Prompt:
Extract all lines that hold the string "Control".

[start]

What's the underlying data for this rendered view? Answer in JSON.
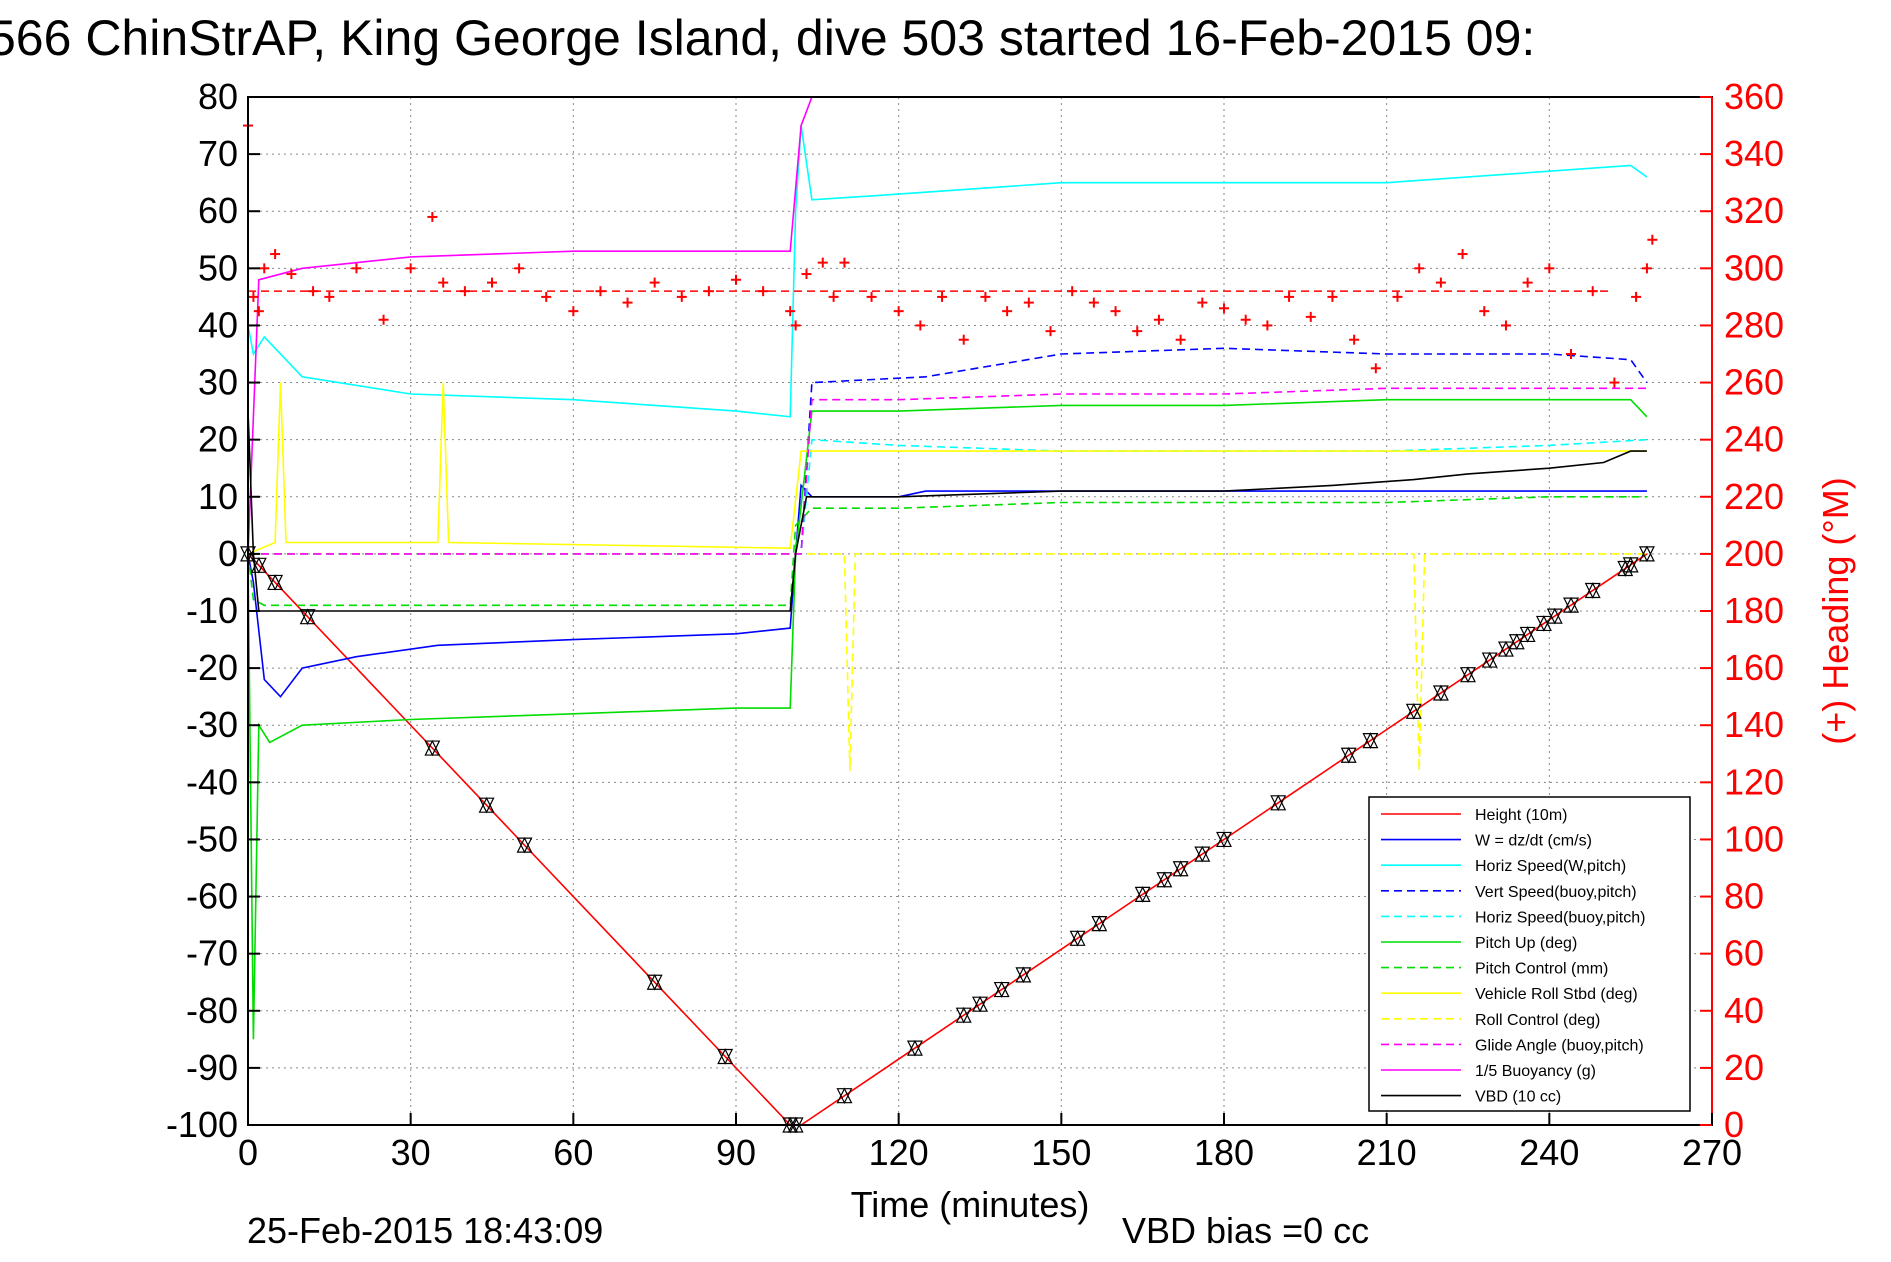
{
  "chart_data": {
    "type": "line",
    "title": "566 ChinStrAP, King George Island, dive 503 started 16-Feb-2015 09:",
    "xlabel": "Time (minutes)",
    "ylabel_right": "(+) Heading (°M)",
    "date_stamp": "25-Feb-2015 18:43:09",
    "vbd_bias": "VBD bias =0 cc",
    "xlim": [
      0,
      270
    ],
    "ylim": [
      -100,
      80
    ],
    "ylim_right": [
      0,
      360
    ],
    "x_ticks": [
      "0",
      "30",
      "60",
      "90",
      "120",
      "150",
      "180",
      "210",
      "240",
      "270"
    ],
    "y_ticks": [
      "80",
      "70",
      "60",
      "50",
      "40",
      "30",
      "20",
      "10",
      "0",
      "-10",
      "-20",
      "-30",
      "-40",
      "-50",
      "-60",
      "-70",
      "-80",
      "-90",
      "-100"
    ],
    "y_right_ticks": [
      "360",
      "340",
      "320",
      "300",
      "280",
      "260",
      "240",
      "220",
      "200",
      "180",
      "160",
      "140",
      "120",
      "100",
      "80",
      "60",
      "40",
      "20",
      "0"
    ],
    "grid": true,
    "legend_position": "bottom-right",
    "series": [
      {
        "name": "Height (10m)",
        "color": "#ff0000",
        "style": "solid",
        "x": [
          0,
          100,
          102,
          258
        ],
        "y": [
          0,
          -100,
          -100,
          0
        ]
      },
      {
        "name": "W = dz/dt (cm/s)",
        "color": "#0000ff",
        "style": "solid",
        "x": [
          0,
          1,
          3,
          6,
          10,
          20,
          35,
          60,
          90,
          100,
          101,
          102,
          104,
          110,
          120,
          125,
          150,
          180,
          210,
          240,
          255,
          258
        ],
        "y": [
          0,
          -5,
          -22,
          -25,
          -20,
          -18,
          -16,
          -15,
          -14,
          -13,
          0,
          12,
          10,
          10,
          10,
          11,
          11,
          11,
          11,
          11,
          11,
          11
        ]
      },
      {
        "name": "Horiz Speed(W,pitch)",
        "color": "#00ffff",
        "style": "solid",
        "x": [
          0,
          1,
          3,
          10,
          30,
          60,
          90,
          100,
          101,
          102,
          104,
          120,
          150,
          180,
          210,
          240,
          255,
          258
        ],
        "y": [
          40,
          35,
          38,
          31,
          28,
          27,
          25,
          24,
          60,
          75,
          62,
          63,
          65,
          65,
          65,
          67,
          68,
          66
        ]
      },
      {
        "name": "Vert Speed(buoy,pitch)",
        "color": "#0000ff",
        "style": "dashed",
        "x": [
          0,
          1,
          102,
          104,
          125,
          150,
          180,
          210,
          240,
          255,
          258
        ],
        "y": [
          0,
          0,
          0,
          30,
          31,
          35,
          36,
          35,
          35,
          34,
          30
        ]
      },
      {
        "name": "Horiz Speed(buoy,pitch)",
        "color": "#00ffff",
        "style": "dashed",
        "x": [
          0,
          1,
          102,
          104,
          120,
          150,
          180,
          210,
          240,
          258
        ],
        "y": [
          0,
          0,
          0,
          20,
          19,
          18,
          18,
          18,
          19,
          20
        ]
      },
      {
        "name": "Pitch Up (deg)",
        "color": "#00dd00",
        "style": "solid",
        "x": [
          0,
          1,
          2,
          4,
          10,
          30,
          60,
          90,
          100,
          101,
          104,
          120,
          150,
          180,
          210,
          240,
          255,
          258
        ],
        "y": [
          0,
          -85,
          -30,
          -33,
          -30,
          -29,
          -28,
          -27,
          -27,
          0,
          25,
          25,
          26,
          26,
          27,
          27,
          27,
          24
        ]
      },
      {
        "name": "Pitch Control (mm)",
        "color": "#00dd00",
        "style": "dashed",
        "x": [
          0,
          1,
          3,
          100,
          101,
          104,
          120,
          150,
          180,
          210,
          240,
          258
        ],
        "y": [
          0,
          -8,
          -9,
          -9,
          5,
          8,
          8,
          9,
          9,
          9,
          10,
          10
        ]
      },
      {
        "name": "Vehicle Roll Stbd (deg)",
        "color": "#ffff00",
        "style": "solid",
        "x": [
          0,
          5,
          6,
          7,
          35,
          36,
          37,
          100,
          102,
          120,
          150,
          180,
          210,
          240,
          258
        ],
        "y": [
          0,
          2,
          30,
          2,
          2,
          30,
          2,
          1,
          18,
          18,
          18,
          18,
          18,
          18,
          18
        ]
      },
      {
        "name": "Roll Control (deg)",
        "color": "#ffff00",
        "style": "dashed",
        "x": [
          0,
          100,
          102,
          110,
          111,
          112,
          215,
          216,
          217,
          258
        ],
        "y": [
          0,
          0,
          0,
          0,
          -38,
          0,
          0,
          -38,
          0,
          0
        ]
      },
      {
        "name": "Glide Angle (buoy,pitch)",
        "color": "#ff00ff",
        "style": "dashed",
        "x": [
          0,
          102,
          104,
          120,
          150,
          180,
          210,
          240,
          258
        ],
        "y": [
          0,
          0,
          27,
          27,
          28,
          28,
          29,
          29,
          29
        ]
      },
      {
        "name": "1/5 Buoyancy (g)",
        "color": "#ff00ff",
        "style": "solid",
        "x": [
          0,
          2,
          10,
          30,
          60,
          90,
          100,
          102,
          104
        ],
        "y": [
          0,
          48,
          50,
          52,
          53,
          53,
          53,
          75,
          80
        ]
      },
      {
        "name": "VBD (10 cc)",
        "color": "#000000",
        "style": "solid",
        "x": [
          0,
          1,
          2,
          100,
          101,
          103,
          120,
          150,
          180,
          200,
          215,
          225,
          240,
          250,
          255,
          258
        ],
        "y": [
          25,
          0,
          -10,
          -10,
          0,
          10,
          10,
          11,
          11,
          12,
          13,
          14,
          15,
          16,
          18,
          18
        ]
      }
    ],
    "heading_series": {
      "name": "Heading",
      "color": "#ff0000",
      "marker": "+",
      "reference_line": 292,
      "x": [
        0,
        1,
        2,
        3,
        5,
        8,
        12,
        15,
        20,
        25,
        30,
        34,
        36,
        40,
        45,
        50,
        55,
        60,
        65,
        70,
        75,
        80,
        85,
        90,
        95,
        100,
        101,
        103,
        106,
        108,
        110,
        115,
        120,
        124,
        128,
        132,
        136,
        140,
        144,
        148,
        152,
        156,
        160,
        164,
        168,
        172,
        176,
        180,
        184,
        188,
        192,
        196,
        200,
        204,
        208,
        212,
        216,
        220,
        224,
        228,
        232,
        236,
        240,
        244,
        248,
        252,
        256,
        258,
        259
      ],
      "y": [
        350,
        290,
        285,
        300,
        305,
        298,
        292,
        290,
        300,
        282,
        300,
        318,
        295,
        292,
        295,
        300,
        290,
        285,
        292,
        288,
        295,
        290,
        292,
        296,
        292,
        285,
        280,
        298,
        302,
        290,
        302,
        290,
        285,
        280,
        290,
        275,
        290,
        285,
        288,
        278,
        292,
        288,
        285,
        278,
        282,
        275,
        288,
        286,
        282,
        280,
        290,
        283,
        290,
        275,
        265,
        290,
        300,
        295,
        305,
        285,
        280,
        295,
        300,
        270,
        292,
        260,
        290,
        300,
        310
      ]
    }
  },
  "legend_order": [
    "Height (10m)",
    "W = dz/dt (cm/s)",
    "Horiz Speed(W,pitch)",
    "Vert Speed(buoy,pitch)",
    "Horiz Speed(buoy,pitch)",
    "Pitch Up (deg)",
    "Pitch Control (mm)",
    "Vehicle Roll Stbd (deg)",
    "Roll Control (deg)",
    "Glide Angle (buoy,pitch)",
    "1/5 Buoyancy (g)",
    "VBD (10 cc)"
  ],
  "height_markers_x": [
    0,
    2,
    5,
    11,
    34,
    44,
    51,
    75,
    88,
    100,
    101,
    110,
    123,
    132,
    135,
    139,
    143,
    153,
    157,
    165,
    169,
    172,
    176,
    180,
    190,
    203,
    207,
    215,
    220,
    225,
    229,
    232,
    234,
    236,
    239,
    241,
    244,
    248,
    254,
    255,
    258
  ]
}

[end]
[start]

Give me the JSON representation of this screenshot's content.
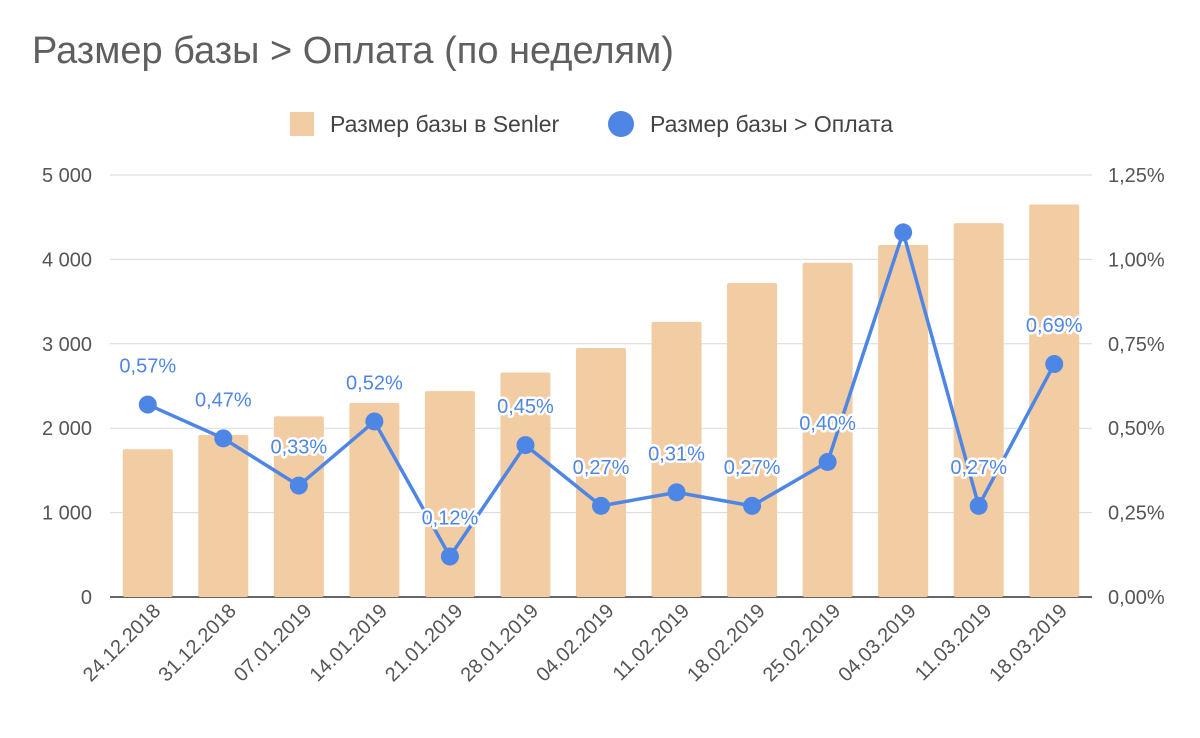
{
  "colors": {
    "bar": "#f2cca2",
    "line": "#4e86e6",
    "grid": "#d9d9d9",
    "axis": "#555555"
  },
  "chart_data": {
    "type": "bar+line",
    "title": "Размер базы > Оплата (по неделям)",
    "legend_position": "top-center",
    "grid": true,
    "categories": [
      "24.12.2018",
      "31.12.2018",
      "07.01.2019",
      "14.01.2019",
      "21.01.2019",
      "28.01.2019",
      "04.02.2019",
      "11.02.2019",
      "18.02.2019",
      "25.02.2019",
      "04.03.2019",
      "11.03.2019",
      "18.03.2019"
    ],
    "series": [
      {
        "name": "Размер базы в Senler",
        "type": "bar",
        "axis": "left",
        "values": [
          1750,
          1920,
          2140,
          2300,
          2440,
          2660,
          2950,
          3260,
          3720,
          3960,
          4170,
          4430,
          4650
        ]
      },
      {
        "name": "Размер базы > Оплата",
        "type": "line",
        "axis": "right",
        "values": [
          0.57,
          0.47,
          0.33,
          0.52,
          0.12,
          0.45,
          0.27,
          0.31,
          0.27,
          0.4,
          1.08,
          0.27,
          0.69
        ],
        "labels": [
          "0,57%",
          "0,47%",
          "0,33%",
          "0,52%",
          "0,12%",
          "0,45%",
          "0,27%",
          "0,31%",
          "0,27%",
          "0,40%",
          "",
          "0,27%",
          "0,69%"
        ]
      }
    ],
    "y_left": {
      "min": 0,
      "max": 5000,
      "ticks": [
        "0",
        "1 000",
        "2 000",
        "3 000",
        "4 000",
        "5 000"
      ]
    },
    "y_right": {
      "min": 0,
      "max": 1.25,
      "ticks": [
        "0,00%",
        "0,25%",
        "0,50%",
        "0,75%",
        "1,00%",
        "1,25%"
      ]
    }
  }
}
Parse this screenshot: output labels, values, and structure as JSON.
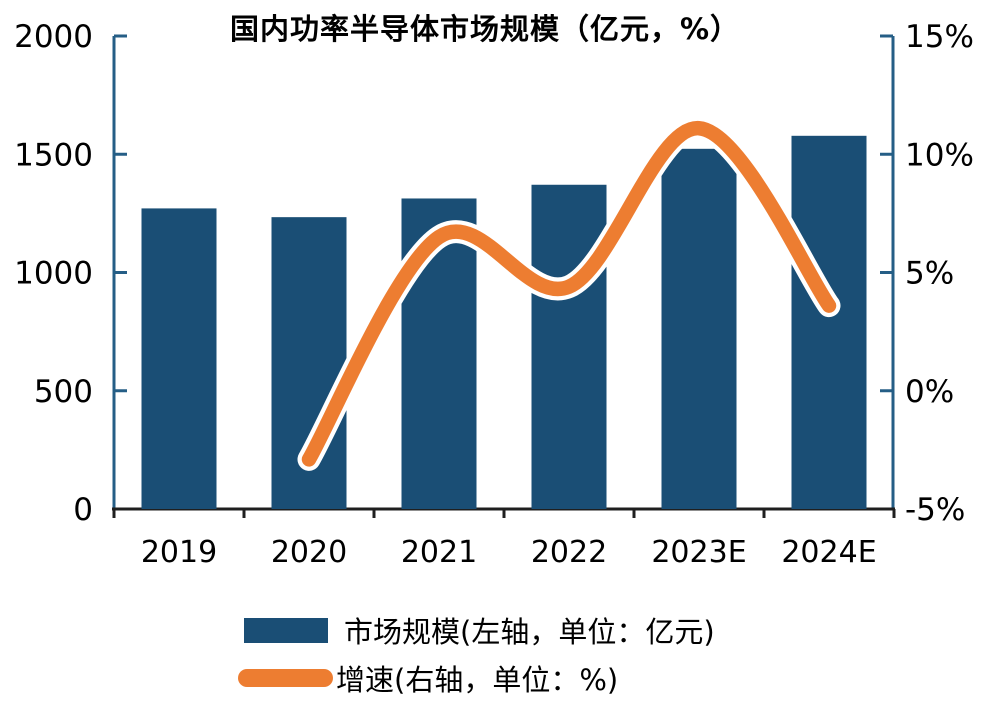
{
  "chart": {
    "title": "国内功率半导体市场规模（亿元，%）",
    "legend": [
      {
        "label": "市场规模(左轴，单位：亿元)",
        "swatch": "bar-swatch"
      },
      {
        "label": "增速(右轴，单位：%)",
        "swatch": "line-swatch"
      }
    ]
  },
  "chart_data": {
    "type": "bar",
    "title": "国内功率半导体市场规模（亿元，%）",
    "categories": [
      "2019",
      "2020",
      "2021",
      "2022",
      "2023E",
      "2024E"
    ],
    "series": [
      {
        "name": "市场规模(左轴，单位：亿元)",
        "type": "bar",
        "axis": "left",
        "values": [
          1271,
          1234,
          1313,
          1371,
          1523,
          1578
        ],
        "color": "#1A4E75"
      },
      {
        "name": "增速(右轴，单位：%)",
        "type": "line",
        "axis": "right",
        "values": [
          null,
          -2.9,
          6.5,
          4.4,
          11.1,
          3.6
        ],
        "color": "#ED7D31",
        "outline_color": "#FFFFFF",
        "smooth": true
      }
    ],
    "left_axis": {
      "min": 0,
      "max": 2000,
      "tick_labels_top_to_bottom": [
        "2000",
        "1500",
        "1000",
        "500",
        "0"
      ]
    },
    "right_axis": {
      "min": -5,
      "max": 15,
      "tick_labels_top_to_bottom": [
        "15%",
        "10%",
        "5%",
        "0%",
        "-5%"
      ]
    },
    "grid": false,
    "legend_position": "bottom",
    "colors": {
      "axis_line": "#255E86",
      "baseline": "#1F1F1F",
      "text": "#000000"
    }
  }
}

[end]

Response to this task:
        "name": "Pitch Control (mm)",
        "name": "Roll Control (deg)",
    "Pitch Control (mm)",
    "Roll Control (deg)",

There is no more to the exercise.